**Exercise objective:** Repeat all of the data precisely.

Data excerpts
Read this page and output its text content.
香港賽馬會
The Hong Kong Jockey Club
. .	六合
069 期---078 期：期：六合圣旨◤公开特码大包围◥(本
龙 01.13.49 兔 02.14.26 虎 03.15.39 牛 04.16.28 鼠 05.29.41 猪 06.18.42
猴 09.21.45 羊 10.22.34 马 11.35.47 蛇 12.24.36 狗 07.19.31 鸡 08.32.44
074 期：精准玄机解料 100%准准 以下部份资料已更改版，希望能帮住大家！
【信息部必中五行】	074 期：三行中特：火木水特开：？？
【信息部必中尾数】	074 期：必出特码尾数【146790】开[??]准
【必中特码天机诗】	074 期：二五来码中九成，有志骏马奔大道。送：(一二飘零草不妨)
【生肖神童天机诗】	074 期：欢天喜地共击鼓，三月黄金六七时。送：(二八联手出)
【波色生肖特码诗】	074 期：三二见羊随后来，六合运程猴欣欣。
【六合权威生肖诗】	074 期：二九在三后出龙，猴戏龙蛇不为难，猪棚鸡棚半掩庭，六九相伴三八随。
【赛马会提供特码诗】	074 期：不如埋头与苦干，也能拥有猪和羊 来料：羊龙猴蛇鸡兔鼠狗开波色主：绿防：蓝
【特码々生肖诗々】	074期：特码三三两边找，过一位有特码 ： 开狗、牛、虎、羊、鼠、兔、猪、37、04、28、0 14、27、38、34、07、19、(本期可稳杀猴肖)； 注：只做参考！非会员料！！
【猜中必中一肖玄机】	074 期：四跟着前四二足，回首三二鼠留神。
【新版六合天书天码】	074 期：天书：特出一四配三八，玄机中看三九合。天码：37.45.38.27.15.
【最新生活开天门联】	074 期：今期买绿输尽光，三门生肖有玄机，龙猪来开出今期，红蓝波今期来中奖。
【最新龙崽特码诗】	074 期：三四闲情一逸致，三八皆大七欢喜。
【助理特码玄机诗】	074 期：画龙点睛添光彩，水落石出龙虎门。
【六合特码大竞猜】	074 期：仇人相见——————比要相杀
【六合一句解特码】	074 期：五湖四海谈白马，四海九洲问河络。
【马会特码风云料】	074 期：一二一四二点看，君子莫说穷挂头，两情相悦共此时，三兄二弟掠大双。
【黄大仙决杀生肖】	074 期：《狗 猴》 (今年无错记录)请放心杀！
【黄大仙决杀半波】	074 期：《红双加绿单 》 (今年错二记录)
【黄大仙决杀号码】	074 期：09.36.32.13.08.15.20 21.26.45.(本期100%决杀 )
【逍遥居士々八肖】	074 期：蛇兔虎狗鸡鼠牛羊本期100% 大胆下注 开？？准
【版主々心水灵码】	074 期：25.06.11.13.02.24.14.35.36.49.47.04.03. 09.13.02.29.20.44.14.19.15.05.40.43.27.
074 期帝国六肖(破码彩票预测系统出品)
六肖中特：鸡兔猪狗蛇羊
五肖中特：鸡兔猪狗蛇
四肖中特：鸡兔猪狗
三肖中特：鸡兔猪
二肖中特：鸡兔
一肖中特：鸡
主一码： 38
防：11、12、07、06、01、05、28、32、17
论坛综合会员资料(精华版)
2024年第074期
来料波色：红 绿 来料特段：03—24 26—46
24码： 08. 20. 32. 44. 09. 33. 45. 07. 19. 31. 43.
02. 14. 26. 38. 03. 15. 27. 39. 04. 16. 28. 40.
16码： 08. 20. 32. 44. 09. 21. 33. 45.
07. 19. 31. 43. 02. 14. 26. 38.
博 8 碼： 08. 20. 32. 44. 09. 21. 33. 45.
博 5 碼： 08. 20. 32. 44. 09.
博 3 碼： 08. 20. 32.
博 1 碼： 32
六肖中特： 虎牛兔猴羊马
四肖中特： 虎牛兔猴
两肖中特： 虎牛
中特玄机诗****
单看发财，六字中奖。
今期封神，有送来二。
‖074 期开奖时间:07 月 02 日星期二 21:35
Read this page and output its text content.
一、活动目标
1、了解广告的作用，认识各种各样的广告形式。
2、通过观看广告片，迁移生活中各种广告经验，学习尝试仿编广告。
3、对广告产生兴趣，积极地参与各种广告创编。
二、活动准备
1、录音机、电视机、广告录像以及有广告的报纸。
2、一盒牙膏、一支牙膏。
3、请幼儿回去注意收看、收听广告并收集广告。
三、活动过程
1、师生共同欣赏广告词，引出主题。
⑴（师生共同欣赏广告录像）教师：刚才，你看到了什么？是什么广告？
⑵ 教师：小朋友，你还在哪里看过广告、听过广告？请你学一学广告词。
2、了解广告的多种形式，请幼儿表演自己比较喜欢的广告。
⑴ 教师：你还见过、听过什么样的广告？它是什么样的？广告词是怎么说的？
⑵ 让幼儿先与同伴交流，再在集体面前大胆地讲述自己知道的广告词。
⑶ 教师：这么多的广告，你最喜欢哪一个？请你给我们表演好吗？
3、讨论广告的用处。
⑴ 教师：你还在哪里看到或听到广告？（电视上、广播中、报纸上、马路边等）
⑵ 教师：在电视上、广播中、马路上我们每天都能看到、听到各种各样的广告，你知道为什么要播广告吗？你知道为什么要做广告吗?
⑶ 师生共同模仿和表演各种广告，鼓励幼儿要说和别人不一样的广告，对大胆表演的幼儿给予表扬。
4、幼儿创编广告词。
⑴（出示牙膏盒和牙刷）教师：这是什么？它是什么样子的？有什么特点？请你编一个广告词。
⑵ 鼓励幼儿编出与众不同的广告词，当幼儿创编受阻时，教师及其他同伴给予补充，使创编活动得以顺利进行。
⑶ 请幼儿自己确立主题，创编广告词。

**Result:**
Read this page and output its text content.
香港賽馬會
The Hong Kong Jockey Club
. .	六合
069 期---078 期：期：六合圣旨◤公开特码大包围◥(本
龙 01.13.49 兔 02.14.26 虎 03.15.39 牛 04.16.28 鼠 05.29.41 猪 06.18.42
猴 09.21.45 羊 10.22.34 马 11.35.47 蛇 12.24.36 狗 07.19.31 鸡 08.32.44
074 期：精准玄机解料 100%准准 以下部份资料已更改版，希望能帮住大家！
【信息部必中五行】	074 期：三行中特：火木水特开：？？
【信息部必中尾数】	074 期：必出特码尾数【146790】开[??]准
【必中特码天机诗】	074 期：二五来码中九成，有志骏马奔大道。送：(一二飘零草不妨)
【生肖神童天机诗】	074 期：欢天喜地共击鼓，三月黄金六七时。送：(二八联手出)
【波色生肖特码诗】	074 期：三二见羊随后来，六合运程猴欣欣。
【六合权威生肖诗】	074 期：二九在三后出龙，猴戏龙蛇不为难，猪棚鸡棚半掩庭，六九相伴三八随。
【赛马会提供特码诗】	074 期：不如埋头与苦干，也能拥有猪和羊 来料：羊龙猴蛇鸡兔鼠狗开波色主：绿防：蓝
【特码々生肖诗々】	074期：特码三三两边找，过一位有特码 ： 开狗、牛、虎、羊、鼠、兔、猪、37、04、28、0 14、27、38、34、07、19、(本期可稳杀猴肖)； 注：只做参考！非会员料！！
【猜中必中一肖玄机】	074 期：四跟着前四二足，回首三二鼠留神。
【新版六合天书天码】	074 期：天书：特出一四配三八，玄机中看三九合。天码：37.45.38.27.15.
【最新生活开天门联】	074 期：今期买绿输尽光，三门生肖有玄机，龙猪来开出今期，红蓝波今期来中奖。
【最新龙崽特码诗】	074 期：三四闲情一逸致，三八皆大七欢喜。
【助理特码玄机诗】	074 期：画龙点睛添光彩，水落石出龙虎门。
【六合特码大竞猜】	074 期：仇人相见——————比要相杀
【六合一句解特码】	074 期：五湖四海谈白马，四海九洲问河络。
【马会特码风云料】	074 期：一二一四二点看，君子莫说穷挂头，两情相悦共此时，三兄二弟掠大双。
【黄大仙决杀生肖】	074 期：《狗 猴》 (今年无错记录)请放心杀！
【黄大仙决杀半波】	074 期：《红双加绿单 》 (今年错二记录)
【黄大仙决杀号码】	074 期：09.36.32.13.08.15.20 21.26.45.(本期100%决杀 )
【逍遥居士々八肖】	074 期：蛇兔虎狗鸡鼠牛羊本期100% 大胆下注 开？？准
【版主々心水灵码】	074 期：25.06.11.13.02.24.14.35.36.49.47.04.03. 09.13.02.29.20.44.14.19.15.05.40.43.27.
074 期帝国六肖(破码彩票预测系统出品)
六肖中特：鸡兔猪狗蛇羊
五肖中特：鸡兔猪狗蛇
四肖中特：鸡兔猪狗
三肖中特：鸡兔猪
二肖中特：鸡兔
一肖中特：鸡
主一码： 38
防：11、12、07、06、01、05、28、32、17
论坛综合会员资料(精华版)
2024年第074期
来料波色：红 绿 来料特段：03—24 26—46
24码： 08. 20. 32. 44. 09. 33. 45. 07. 19. 31. 43.
02. 14. 26. 38. 03. 15. 27. 39. 04. 16. 28. 40.
16码： 08. 20. 32. 44. 09. 21. 33. 45.
07. 19. 31. 43. 02. 14. 26. 38.
博 8 碼： 08. 20. 32. 44. 09. 21. 33. 45.
博 5 碼： 08. 20. 32. 44. 09.
博 3 碼： 08. 20. 32.
博 1 碼： 32
六肖中特： 虎牛兔猴羊马
四肖中特： 虎牛兔猴
两肖中特： 虎牛
中特玄机诗****
单看发财，六字中奖。
今期封神，有送来二。
‖074 期开奖时间:07 月 02 日星期二 21:35
Read this page and output its text content.
一、活动目标
1、了解广告的作用，认识各种各样的广告形式。
2、通过观看广告片，迁移生活中各种广告经验，学习尝试仿编广告。
3、对广告产生兴趣，积极地参与各种广告创编。
二、活动准备
1、录音机、电视机、广告录像以及有广告的报纸。
2、一盒牙膏、一支牙膏。
3、请幼儿回去注意收看、收听广告并收集广告。
三、活动过程
1、师生共同欣赏广告词，引出主题。
⑴（师生共同欣赏广告录像）教师：刚才，你看到了什么？是什么广告？
⑵ 教师：小朋友，你还在哪里看过广告、听过广告？请你学一学广告词。
2、了解广告的多种形式，请幼儿表演自己比较喜欢的广告。
⑴ 教师：你还见过、听过什么样的广告？它是什么样的？广告词是怎么说的？
⑵ 让幼儿先与同伴交流，再在集体面前大胆地讲述自己知道的广告词。
⑶ 教师：这么多的广告，你最喜欢哪一个？请你给我们表演好吗？
3、讨论广告的用处。
⑴ 教师：你还在哪里看到或听到广告？（电视上、广播中、报纸上、马路边等）
⑵ 教师：在电视上、广播中、马路上我们每天都能看到、听到各种各样的广告，你知道为什么要播广告吗？你知道为什么要做广告吗?
⑶ 师生共同模仿和表演各种广告，鼓励幼儿要说和别人不一样的广告，对大胆表演的幼儿给予表扬。
4、幼儿创编广告词。
⑴（出示牙膏盒和牙刷）教师：这是什么？它是什么样子的？有什么特点？请你编一个广告词。
⑵ 鼓励幼儿编出与众不同的广告词，当幼儿创编受阻时，教师及其他同伴给予补充，使创编活动得以顺利进行。
⑶ 请幼儿自己确立主题，创编广告词。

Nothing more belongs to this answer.